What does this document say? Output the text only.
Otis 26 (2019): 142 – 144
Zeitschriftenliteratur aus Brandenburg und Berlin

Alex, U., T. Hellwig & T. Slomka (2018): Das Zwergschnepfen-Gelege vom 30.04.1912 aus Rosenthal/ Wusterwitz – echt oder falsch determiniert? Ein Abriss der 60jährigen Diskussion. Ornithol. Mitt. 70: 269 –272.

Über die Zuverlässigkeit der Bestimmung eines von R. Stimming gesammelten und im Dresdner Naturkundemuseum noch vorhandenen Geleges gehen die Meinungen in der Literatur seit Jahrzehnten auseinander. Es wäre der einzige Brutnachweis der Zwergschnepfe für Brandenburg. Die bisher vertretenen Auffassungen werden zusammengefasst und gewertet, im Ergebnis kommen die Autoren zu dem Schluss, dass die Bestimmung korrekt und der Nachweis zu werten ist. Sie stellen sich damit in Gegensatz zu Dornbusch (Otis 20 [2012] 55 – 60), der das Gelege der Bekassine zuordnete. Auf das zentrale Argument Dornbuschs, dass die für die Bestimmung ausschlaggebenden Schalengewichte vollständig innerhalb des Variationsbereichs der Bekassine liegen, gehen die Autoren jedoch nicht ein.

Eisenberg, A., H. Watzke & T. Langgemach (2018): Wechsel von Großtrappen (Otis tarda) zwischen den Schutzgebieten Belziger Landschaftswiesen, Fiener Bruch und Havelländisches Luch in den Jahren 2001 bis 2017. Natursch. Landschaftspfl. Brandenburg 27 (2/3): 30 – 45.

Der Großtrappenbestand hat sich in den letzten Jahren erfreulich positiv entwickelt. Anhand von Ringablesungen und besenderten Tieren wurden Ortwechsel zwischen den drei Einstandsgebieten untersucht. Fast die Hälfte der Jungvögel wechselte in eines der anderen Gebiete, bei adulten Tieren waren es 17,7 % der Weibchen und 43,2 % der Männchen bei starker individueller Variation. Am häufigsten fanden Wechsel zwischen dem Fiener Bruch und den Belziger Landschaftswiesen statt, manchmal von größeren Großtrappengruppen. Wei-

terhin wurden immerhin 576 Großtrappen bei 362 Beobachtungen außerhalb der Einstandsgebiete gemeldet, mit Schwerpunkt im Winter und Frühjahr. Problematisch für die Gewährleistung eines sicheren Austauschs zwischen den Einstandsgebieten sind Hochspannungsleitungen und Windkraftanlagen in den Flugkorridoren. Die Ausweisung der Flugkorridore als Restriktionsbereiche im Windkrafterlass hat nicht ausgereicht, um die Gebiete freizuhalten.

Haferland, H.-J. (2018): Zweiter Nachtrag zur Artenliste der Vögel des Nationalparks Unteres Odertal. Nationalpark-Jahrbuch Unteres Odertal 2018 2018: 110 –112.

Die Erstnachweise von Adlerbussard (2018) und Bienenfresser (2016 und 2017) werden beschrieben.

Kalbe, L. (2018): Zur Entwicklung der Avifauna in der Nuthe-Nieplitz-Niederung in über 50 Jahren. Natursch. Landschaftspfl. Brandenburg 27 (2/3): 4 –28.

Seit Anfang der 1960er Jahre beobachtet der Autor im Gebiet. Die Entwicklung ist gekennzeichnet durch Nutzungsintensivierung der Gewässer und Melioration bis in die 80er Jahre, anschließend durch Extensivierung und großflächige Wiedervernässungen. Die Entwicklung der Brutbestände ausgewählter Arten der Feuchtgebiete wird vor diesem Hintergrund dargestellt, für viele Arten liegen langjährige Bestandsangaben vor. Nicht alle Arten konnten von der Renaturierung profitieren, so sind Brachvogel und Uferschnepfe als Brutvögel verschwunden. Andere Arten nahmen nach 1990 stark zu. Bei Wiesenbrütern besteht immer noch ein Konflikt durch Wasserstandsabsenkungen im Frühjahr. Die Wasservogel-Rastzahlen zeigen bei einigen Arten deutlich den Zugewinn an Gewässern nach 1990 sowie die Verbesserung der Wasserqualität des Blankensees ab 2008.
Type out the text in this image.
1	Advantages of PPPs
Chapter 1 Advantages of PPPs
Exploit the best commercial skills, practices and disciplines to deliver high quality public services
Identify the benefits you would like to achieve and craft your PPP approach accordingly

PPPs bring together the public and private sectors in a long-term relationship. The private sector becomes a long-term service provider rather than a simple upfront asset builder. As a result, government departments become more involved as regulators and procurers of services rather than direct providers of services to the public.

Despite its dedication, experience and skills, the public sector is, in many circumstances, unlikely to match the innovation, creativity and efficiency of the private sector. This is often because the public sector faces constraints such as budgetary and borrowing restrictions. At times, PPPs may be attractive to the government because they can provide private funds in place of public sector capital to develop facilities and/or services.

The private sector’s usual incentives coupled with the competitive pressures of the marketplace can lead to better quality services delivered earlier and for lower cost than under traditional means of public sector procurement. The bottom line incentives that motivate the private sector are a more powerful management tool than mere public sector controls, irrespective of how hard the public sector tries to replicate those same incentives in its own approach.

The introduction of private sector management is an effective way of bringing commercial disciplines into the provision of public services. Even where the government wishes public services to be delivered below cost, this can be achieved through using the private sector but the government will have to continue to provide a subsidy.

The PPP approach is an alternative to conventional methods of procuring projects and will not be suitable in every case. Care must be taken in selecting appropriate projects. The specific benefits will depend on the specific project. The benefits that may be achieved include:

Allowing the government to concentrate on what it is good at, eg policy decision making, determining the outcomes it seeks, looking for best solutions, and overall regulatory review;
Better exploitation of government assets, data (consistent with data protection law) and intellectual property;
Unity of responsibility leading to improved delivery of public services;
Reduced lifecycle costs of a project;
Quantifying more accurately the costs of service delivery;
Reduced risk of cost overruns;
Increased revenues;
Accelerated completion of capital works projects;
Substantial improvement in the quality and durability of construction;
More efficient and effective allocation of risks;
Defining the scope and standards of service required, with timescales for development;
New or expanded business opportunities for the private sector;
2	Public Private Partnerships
* * * *
▶ **What this task involves**: Using the material above, report each line where "costs" occurs.

▶ **Task output**:
Reduced lifecycle costs of a project;
Quantifying more accurately the costs of service delivery;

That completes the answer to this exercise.